AIM: List all lines in the material below that contain "vectorilor".

Collected data entries:
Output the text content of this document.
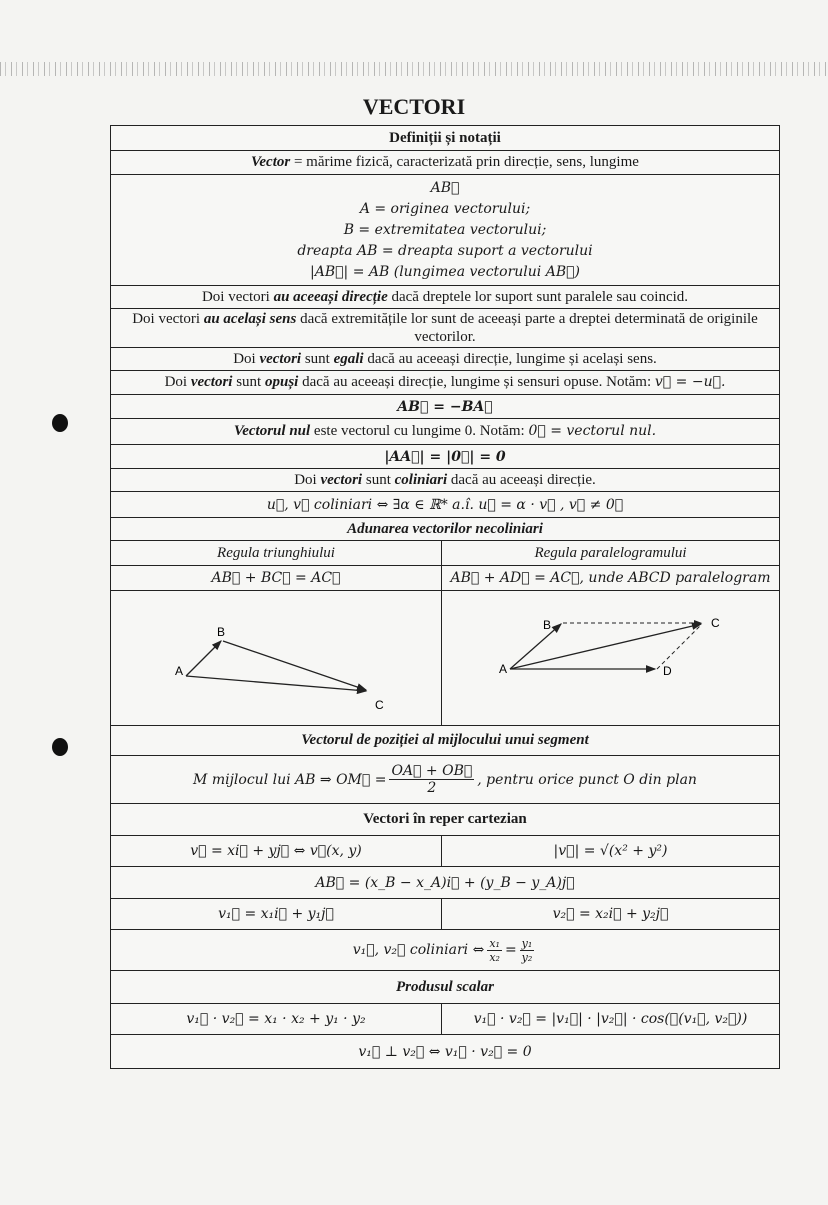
VECTORI
Definiții și notații
Vector = mărime fizică, caracterizată prin direcție, sens, lungime
AB⃗
A = originea vectorului;
B = extremitatea vectorului;
dreapta AB = dreapta suport a vectorului
|AB⃗| = AB (lungimea vectorului AB⃗)
Doi vectori au aceeași direcție dacă dreptele lor suport sunt paralele sau coincid.
Doi vectori au același sens dacă extremitățile lor sunt de aceeași parte a dreptei determinată de originile vectorilor.
Doi vectori sunt egali dacă au aceeași direcție, lungime și același sens.
Doi vectori sunt opuși dacă au aceeași direcție, lungime și sensuri opuse. Notăm: v⃗ = −u⃗.
AB⃗ = −BA⃗
Vectorul nul este vectorul cu lungime 0. Notăm: 0⃗ = vectorul nul.
|AA⃗| = |0⃗| = 0
Doi vectori sunt coliniari dacă au aceeași direcție.
u⃗, v⃗ coliniari ⇔ ∃α ∈ ℝ* a.î. u⃗ = α · v⃗ , v⃗ ≠ 0⃗
Adunarea vectorilor necoliniari
Regula triunghiului	Regula paralelogramului
AB⃗ + BC⃗ = AC⃗	AB⃗ + AD⃗ = AC⃗, unde ABCD paralelogram
A
B
C
A
B	C
D
Vectorul de poziției al mijlocului unui segment
M mijlocul lui AB ⇒ OM⃗ = $\frac{OA⃗ + OB⃗}{2}$ , pentru orice punct O din plan
Vectori în reper cartezian
v⃗ = xi⃗ + yj⃗ ⇔ v⃗(x, y)	|v⃗| = √(x² + y²)
AB⃗ = (x_B − x_A)i⃗ + (y_B − y_A)j⃗
v₁⃗ = x₁i⃗ + y₁j⃗	v₂⃗ = x₂i⃗ + y₂j⃗
v₁⃗, v₂⃗ coliniari ⇔ $\frac{\text{x₁}}{\text{x₂}} = \frac{\text{y₁}}{\text{y₂}}$
Produsul scalar
v₁⃗ · v₂⃗ = x₁ · x₂ + y₁ · y₂	v₁⃗ · v₂⃗ = |v₁⃗| · |v₂⃗| · cos(∢(v₁⃗, v₂⃗))
v₁⃗ ⊥ v₂⃗ ⇔ v₁⃗ · v₂⃗ = 0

TASK OUTPUT:
Doi vectori au același sens dacă extremitățile lor sunt de aceeași parte a dreptei determinată de originile vectorilor.
Adunarea vectorilor necoliniari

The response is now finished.